--- Begin DATASET EXCERPTS ---

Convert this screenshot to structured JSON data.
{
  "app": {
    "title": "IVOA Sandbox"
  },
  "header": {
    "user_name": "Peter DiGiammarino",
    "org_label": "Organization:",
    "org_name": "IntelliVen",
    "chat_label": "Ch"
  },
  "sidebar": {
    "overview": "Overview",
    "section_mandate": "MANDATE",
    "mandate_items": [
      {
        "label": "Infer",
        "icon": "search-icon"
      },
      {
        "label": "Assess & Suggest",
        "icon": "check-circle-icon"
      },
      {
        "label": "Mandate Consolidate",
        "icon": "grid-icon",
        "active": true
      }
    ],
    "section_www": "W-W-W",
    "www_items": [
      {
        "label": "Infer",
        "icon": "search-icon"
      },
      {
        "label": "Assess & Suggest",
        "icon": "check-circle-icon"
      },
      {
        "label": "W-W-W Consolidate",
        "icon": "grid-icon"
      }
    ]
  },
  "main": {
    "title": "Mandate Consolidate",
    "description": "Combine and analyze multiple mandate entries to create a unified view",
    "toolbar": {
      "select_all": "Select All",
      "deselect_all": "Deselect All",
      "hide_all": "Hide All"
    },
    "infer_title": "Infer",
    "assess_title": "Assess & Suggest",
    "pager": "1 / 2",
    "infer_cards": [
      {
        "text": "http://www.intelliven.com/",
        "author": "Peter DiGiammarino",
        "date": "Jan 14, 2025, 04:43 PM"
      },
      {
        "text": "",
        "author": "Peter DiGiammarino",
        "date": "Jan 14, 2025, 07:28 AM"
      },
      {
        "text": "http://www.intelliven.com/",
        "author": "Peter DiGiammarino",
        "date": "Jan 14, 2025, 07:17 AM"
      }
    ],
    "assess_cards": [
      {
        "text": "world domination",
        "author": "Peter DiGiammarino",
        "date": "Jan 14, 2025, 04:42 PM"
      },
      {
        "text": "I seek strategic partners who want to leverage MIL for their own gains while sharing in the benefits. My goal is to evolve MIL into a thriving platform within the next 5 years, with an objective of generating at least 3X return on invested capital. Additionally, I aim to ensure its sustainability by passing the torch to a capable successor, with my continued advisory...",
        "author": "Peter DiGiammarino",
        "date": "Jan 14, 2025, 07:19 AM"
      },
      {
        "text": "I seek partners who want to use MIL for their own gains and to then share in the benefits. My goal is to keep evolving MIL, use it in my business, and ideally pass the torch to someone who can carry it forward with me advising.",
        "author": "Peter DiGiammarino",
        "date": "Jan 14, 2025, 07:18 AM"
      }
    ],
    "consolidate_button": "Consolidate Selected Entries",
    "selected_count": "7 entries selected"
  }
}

--- End DATASET EXCERPTS ---

Extract the data exactly as given.

Convert this screenshot to structured JSON data.
{
  "app": {
    "title": "IVOA Sandbox"
  },
  "header": {
    "user_name": "Peter DiGiammarino",
    "org_label": "Organization:",
    "org_name": "IntelliVen",
    "chat_label": "Ch"
  },
  "sidebar": {
    "overview": "Overview",
    "section_mandate": "MANDATE",
    "mandate_items": [
      {
        "label": "Infer",
        "icon": "search-icon"
      },
      {
        "label": "Assess & Suggest",
        "icon": "check-circle-icon"
      },
      {
        "label": "Mandate Consolidate",
        "icon": "grid-icon",
        "active": true
      }
    ],
    "section_www": "W-W-W",
    "www_items": [
      {
        "label": "Infer",
        "icon": "search-icon"
      },
      {
        "label": "Assess & Suggest",
        "icon": "check-circle-icon"
      },
      {
        "label": "W-W-W Consolidate",
        "icon": "grid-icon"
      }
    ]
  },
  "main": {
    "title": "Mandate Consolidate",
    "description": "Combine and analyze multiple mandate entries to create a unified view",
    "toolbar": {
      "select_all": "Select All",
      "deselect_all": "Deselect All",
      "hide_all": "Hide All"
    },
    "infer_title": "Infer",
    "assess_title": "Assess & Suggest",
    "pager": "1 / 2",
    "infer_cards": [
      {
        "text": "http://www.intelliven.com/",
        "author": "Peter DiGiammarino",
        "date": "Jan 14, 2025, 04:43 PM"
      },
      {
        "text": "",
        "author": "Peter DiGiammarino",
        "date": "Jan 14, 2025, 07:28 AM"
      },
      {
        "text": "http://www.intelliven.com/",
        "author": "Peter DiGiammarino",
        "date": "Jan 14, 2025, 07:17 AM"
      }
    ],
    "assess_cards": [
      {
        "text": "world domination",
        "author": "Peter DiGiammarino",
        "date": "Jan 14, 2025, 04:42 PM"
      },
      {
        "text": "I seek strategic partners who want to leverage MIL for their own gains while sharing in the benefits. My goal is to evolve MIL into a thriving platform within the next 5 years, with an objective of generating at least 3X return on invested capital. Additionally, I aim to ensure its sustainability by passing the torch to a capable successor, with my continued advisory...",
        "author": "Peter DiGiammarino",
        "date": "Jan 14, 2025, 07:19 AM"
      },
      {
        "text": "I seek partners who want to use MIL for their own gains and to then share in the benefits. My goal is to keep evolving MIL, use it in my business, and ideally pass the torch to someone who can carry it forward with me advising.",
        "author": "Peter DiGiammarino",
        "date": "Jan 14, 2025, 07:18 AM"
      }
    ],
    "consolidate_button": "Consolidate Selected Entries",
    "selected_count": "7 entries selected"
  }
}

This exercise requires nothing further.